[start]

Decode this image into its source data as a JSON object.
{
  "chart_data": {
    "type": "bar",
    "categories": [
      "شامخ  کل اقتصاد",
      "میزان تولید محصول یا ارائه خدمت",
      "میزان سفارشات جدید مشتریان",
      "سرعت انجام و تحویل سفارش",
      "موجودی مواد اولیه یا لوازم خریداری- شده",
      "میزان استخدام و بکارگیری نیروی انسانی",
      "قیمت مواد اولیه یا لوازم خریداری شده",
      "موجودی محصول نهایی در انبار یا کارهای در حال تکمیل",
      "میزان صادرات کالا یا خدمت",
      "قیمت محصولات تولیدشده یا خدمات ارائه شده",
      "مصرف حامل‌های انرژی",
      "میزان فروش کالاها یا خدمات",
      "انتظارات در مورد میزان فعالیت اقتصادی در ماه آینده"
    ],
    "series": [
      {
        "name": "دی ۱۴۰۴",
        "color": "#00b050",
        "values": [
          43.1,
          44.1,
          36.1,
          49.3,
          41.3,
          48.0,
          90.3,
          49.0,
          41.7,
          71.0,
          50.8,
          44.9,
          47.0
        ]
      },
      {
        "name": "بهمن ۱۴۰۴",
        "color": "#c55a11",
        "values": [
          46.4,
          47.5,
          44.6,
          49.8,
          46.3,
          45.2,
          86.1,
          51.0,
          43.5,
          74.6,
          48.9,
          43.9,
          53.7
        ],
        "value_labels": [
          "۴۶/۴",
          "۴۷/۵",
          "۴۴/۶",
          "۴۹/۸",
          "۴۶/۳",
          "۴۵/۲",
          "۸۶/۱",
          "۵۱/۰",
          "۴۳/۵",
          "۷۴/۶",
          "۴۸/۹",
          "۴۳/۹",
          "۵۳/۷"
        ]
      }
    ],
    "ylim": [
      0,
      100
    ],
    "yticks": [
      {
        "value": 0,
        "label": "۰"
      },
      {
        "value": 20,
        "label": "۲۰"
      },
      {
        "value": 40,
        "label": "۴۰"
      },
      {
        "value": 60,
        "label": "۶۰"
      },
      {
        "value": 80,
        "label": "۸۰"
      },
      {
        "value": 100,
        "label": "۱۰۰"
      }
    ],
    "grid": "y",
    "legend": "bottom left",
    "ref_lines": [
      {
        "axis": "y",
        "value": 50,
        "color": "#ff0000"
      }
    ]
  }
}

[end]

TASK TO CARRY OUT ▸
In the entries above, find every line with the word "خریداری" and list it.

RIGHT ANSWER ▸
      "موجودی مواد اولیه یا لوازم خریداری- شده",
      "قیمت مواد اولیه یا لوازم خریداری شده",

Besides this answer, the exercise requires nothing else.